TASK STATEMENT: Can you find the lines of the listing that include "Entrer" and copy every one?

PROVIDED INFORMATION:
========

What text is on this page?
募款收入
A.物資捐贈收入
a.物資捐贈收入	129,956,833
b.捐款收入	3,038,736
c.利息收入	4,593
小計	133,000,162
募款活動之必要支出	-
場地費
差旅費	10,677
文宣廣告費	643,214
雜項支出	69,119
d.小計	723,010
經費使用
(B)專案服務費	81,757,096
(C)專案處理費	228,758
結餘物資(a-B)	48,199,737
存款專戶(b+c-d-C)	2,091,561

========

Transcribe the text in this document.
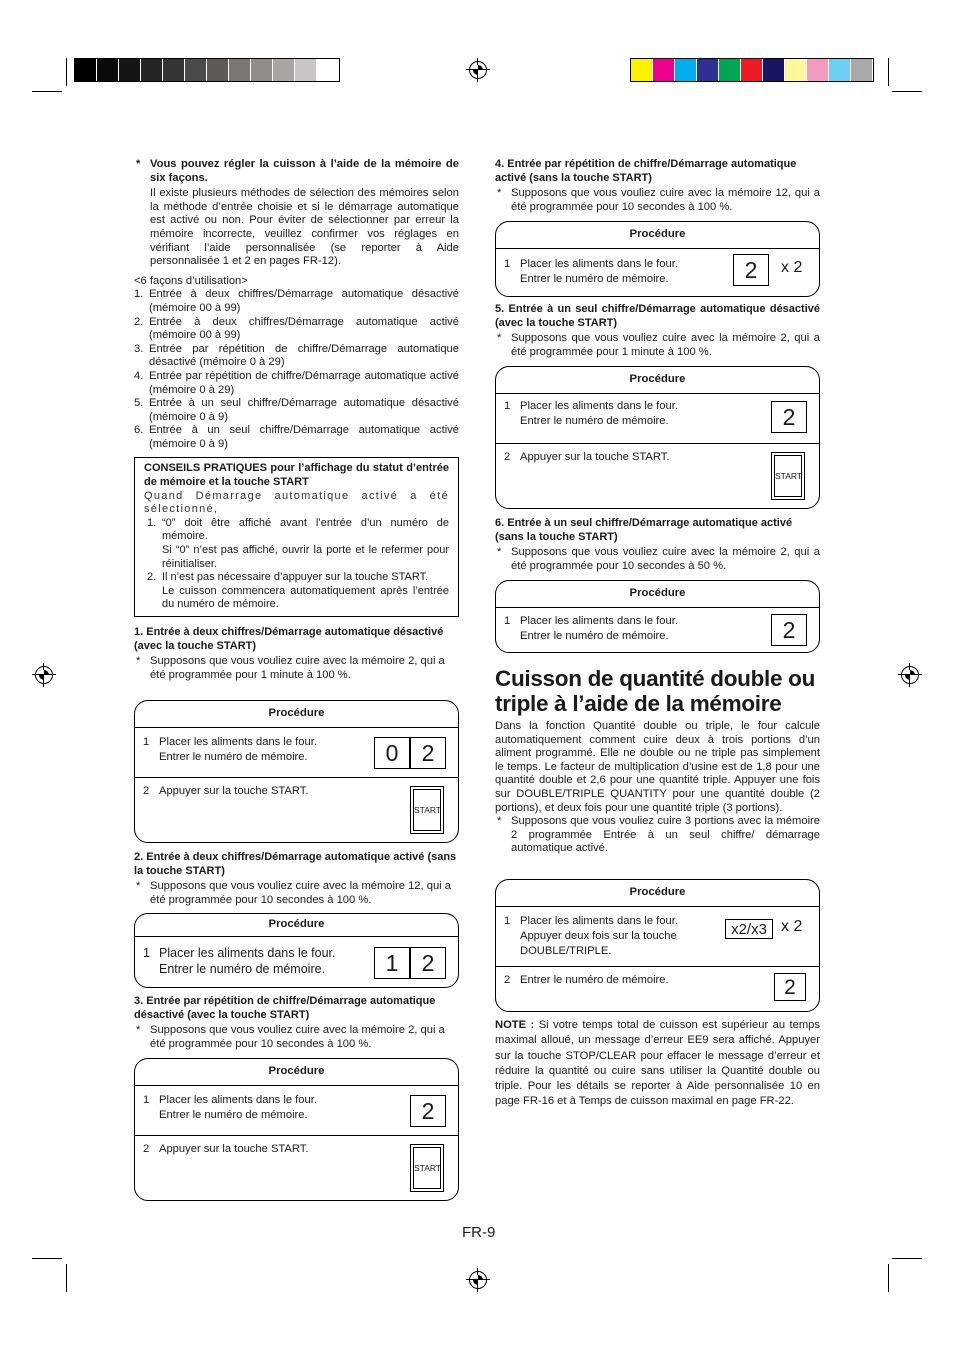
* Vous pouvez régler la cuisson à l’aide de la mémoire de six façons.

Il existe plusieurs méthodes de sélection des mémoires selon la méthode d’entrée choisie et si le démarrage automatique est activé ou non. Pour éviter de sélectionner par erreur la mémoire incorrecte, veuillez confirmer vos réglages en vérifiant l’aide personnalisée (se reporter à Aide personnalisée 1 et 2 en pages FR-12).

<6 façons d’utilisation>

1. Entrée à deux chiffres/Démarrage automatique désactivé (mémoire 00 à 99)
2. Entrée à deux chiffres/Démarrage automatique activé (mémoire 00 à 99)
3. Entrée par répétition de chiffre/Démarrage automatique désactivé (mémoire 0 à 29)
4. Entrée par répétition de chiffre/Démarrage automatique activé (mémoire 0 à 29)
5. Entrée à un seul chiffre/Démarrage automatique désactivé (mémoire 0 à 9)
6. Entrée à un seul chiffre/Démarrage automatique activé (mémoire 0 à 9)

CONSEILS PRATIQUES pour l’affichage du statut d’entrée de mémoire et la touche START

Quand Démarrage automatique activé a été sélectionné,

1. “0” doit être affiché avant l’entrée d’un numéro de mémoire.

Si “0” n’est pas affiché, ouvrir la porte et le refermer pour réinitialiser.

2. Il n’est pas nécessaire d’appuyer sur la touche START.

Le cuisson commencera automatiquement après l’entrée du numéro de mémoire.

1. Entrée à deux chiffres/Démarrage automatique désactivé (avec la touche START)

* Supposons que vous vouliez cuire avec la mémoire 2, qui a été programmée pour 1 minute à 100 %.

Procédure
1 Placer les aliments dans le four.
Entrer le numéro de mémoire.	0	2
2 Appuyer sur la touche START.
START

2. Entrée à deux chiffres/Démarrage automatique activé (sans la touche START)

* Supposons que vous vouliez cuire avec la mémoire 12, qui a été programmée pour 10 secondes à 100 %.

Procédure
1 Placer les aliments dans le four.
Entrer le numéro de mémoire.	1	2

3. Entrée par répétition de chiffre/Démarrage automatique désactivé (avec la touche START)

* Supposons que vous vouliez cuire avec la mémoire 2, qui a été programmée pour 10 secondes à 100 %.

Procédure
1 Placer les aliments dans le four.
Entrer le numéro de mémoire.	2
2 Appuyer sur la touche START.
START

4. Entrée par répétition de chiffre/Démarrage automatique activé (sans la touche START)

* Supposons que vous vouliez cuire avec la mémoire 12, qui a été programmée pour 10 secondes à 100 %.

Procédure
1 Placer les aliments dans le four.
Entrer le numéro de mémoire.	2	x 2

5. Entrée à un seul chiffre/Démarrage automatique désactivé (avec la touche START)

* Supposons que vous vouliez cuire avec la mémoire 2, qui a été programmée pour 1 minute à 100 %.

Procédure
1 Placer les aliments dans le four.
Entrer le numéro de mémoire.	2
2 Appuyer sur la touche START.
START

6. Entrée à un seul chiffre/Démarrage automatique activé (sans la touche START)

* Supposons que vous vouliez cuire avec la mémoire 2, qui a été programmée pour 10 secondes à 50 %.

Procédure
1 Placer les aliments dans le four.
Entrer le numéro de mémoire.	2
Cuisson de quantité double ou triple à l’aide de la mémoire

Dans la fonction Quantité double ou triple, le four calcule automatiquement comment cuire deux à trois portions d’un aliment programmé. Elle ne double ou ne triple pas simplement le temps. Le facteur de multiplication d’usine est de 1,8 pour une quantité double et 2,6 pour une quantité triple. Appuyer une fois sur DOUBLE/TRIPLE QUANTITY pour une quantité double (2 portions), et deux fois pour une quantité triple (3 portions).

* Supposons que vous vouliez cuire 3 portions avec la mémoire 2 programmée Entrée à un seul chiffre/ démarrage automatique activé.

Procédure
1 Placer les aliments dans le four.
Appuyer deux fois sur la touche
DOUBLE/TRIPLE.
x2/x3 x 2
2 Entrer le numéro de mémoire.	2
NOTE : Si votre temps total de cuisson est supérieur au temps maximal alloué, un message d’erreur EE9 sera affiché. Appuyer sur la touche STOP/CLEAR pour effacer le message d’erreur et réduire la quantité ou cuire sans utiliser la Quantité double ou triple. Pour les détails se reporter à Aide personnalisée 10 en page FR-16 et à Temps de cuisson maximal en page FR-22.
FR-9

========

THE OUTPUT:
Entrer le numéro de mémoire.	0	2
Entrer le numéro de mémoire.	1	2
Entrer le numéro de mémoire.	2
Entrer le numéro de mémoire.	2	x 2
Entrer le numéro de mémoire.	2
Entrer le numéro de mémoire.	2
2 Entrer le numéro de mémoire.	2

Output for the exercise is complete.